§ **What is expected**
Restate, word for word, each record that follows.

[Start of Attachment]

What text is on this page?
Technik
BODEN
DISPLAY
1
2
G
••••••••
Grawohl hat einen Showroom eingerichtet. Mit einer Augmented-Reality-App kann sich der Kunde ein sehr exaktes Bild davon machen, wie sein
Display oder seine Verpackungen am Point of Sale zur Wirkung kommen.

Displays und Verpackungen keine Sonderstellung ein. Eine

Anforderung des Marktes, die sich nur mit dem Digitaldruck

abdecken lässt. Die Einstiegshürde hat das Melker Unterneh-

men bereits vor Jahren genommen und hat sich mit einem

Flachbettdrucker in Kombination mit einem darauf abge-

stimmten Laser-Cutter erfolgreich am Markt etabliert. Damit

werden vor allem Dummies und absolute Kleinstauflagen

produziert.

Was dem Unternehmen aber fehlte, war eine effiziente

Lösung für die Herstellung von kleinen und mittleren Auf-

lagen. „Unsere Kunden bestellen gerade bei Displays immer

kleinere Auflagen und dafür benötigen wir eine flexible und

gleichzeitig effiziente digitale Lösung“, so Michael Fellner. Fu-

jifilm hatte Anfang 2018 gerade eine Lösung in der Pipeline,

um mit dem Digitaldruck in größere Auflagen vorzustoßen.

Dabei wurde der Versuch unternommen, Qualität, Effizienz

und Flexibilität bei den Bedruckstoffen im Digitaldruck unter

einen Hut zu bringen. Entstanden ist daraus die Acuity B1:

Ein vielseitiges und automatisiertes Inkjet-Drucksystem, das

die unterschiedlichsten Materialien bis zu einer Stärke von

[End of Attachment]

§ **Finished exercise**
What text is on this page?
Technik
BODEN
DISPLAY
1
2
G
••••••••
Grawohl hat einen Showroom eingerichtet. Mit einer Augmented-Reality-App kann sich der Kunde ein sehr exaktes Bild davon machen, wie sein
Display oder seine Verpackungen am Point of Sale zur Wirkung kommen.

Displays und Verpackungen keine Sonderstellung ein. Eine

Anforderung des Marktes, die sich nur mit dem Digitaldruck

abdecken lässt. Die Einstiegshürde hat das Melker Unterneh-

men bereits vor Jahren genommen und hat sich mit einem

Flachbettdrucker in Kombination mit einem darauf abge-

stimmten Laser-Cutter erfolgreich am Markt etabliert. Damit

werden vor allem Dummies und absolute Kleinstauflagen

produziert.

Was dem Unternehmen aber fehlte, war eine effiziente

Lösung für die Herstellung von kleinen und mittleren Auf-

lagen. „Unsere Kunden bestellen gerade bei Displays immer

kleinere Auflagen und dafür benötigen wir eine flexible und

gleichzeitig effiziente digitale Lösung“, so Michael Fellner. Fu-

jifilm hatte Anfang 2018 gerade eine Lösung in der Pipeline,

um mit dem Digitaldruck in größere Auflagen vorzustoßen.

Dabei wurde der Versuch unternommen, Qualität, Effizienz

und Flexibilität bei den Bedruckstoffen im Digitaldruck unter

einen Hut zu bringen. Entstanden ist daraus die Acuity B1:

Ein vielseitiges und automatisiertes Inkjet-Drucksystem, das

die unterschiedlichsten Materialien bis zu einer Stärke von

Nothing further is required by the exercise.